* RECORDS SHOWN
##########

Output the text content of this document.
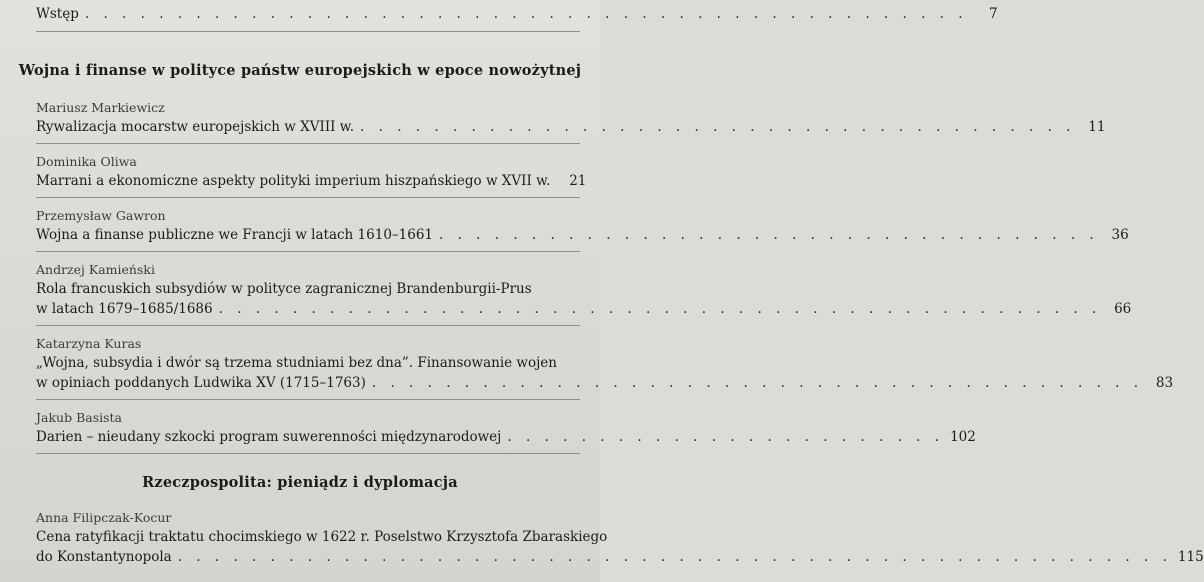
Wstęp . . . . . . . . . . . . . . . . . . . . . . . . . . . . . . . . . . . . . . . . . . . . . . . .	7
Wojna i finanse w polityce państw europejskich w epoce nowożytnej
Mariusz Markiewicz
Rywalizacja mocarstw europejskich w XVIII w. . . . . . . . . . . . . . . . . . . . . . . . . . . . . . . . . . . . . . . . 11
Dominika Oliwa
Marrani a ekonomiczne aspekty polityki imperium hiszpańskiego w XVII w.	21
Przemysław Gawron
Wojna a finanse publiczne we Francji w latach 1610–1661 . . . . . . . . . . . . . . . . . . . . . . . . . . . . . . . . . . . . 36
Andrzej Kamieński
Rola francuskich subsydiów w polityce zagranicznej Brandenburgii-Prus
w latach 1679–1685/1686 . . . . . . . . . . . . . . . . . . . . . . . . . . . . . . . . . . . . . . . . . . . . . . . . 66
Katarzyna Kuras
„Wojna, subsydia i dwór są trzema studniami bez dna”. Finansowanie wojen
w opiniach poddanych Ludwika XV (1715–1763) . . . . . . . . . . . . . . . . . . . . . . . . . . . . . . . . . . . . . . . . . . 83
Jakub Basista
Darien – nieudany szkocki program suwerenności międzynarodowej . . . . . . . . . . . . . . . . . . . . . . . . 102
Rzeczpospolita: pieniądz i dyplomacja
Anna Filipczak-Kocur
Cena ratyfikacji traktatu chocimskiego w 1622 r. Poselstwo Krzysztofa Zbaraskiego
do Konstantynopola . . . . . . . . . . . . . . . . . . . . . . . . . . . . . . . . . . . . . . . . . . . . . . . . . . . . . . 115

##########

* EXERCISE OBJECTIVE
Copy each line of the records that contains the word "finanse".

* FINISHED EXERCISE
Wojna i finanse w polityce państw europejskich w epoce nowożytnej
Wojna a finanse publiczne we Francji w latach 1610–1661 . . . . . . . . . . . . . . . . . . . . . . . . . . . . . . . . . . . . 36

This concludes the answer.